▶ [Provided text]

Vermeer is the most enigmatic of the painters. It is difficult to be altogether certain about his iconographic intentions, although it is evident that he had intellectually demanding programs. Little interpretative help is provided by his contemporaries. The few 17th century references to his pictures are cursory and iconographically unenlightening.
The concern here is the landscapes depicted on the walls of his paintings. In the case of The Concert, the painting we are going to concentrate on, though Goodman offers analysis on four more, it insets pictures that are integral elements of the tableaux themselves. Recent art-historical scholarship has demonstrated that the enframed figural paintings and maps placed in the paintings relate iconographically to the scenes transpiring in front of them. The landscapes hung on the walls, however, have scaped discussion, presumably because they have been seen as decorative fillers, paintings merely imitative of the style of contemporaneous pictorial landscapes, rather than as iconographically charged emblems that contribute to and expand on the meaning of the pictures. If other paintings on the wall have meaning, then why should not the landscapes?

▶ [Problems and tasks]
[a] Summarize the passage on Vermeer's wall landscapes in two sentences.
[b] Carry the passage on Vermeer's wall landscapes further, starting after its final sentence.
The records that follow the text come from a separate source.

▶ [Element and region data]
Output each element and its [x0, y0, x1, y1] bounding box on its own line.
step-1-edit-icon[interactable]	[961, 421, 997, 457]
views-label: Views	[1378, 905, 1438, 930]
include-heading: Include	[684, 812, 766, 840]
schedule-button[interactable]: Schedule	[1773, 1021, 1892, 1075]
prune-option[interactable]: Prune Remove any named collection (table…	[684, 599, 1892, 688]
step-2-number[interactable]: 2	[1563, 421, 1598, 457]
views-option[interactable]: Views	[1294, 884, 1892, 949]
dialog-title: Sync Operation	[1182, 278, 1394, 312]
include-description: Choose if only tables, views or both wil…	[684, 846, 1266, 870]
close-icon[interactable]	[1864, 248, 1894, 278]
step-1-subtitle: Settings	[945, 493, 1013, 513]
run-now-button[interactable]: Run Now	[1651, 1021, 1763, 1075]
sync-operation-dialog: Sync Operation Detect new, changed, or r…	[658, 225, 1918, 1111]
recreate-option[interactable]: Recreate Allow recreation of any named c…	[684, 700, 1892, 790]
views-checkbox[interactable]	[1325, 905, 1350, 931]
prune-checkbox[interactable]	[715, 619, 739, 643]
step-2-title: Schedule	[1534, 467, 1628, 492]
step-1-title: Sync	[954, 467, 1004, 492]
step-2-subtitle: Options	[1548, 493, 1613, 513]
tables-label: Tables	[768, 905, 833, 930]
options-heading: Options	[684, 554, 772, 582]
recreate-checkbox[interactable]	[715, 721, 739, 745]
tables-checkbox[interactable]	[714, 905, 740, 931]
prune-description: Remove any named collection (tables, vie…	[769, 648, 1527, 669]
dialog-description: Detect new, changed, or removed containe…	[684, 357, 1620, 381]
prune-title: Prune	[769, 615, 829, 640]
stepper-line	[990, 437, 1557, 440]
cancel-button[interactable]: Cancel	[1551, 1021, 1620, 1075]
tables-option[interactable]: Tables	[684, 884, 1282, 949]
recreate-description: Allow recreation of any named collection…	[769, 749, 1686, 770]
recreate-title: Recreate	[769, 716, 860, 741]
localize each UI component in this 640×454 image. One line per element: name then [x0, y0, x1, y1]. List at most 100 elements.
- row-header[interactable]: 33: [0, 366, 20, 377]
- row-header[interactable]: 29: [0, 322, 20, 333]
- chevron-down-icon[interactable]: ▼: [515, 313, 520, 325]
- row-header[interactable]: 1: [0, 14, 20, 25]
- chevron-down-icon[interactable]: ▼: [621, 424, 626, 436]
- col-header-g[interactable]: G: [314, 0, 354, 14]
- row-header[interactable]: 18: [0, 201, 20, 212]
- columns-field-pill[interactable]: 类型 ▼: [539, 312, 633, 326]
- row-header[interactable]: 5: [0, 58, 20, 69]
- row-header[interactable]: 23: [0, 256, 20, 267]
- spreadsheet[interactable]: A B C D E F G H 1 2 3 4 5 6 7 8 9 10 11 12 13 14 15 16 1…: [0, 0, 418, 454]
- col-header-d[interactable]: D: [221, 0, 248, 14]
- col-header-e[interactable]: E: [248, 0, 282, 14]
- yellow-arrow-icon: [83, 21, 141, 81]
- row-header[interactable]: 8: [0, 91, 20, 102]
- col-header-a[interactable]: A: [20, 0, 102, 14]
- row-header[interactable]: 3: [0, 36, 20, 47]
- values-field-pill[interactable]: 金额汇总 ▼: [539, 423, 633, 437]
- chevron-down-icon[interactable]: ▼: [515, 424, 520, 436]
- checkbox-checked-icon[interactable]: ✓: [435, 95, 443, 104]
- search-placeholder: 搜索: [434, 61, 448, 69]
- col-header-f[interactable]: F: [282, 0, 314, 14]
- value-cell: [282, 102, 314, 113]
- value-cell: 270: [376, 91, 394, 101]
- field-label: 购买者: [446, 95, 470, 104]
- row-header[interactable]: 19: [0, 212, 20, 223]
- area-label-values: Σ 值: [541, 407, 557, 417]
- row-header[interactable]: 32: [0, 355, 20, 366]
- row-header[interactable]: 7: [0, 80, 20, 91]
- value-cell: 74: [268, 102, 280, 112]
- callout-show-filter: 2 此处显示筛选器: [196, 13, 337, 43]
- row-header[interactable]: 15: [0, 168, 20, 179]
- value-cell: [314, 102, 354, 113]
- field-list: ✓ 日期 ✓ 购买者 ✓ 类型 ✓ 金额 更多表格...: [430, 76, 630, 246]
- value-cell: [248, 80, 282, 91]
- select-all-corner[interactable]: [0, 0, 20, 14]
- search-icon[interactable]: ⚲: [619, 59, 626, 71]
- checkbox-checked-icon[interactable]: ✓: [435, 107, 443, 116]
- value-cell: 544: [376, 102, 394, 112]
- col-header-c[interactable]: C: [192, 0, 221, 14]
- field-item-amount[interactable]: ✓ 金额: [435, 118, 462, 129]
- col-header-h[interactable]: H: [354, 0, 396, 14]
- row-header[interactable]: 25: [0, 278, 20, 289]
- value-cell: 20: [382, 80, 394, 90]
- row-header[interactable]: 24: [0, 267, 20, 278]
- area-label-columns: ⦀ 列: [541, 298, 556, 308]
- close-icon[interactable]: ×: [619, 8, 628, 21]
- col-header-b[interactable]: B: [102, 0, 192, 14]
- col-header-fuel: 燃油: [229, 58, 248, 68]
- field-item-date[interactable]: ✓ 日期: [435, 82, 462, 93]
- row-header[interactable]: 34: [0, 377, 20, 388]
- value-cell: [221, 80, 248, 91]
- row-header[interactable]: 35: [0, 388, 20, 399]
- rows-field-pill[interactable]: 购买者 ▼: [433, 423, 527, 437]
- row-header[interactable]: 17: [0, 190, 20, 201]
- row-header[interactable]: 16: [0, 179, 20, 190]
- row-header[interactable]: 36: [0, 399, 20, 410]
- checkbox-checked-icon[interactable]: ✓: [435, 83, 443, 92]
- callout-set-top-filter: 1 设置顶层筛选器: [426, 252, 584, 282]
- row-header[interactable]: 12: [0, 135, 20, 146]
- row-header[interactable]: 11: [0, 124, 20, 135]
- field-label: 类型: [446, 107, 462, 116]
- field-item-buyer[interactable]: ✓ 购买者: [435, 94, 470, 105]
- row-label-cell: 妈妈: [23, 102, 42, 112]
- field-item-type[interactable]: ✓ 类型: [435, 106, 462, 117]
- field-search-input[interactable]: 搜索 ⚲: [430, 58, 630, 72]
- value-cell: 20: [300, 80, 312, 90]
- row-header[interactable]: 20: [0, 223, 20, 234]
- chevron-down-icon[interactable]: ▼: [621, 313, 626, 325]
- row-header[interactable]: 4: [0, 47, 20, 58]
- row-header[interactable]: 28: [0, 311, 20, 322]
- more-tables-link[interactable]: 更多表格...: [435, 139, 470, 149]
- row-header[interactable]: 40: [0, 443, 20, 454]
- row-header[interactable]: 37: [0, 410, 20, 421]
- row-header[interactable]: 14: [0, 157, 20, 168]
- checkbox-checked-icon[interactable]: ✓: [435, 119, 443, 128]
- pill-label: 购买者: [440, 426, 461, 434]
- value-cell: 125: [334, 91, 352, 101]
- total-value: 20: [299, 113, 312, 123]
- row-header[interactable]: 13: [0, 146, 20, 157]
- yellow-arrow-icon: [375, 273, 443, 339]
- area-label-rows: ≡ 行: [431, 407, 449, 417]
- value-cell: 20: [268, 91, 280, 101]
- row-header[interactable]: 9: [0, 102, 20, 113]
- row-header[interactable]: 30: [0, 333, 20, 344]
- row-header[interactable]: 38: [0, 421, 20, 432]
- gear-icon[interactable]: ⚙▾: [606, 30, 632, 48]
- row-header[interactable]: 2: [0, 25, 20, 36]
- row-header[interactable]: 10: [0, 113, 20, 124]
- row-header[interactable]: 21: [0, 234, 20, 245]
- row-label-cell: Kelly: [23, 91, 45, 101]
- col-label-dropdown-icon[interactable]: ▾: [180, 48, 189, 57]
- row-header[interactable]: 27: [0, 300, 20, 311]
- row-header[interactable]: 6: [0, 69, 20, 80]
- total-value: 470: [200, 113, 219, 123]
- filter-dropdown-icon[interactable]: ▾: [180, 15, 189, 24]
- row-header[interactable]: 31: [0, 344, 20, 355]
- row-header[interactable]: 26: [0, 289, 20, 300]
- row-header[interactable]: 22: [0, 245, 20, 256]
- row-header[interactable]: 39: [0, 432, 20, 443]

▶ [The answers]
[a] Vermeer's iconographic intentions are hard to pin down, and his contemporaries offer little help, since the few 17th century references to his pictures are cursory. Scholarship has shown that the framed figural paintings and maps in his pictures relate iconographically to the scenes in front of them, but the landscapes on the walls, as in The Concert, have been passed over as decorative fillers even though they too may carry meaning.

[b]
Their symbolism becames apparent when one examines their analogues in literary landscapes, specifically some of the kind appearing in period love lyrics that were set to musical accompaniment. I believe that the meaning of the enframed lanscapes lies in what I take to be the artist`s major and “poetic” theme, the celebration of love and beauty.
Vermeer provided subtle clues to the meaning of his inset pictures by the fashionable performers with their musical instruments he placed in several of his paintings. Vermeerś landscapes are “poetic” and even “melodic”, in a very direct sense, paralleling and perhaps imitating, as they do, the natural landscapes in many contemporaneous lyrics and songs that dealt with wooing, courtship and beauty.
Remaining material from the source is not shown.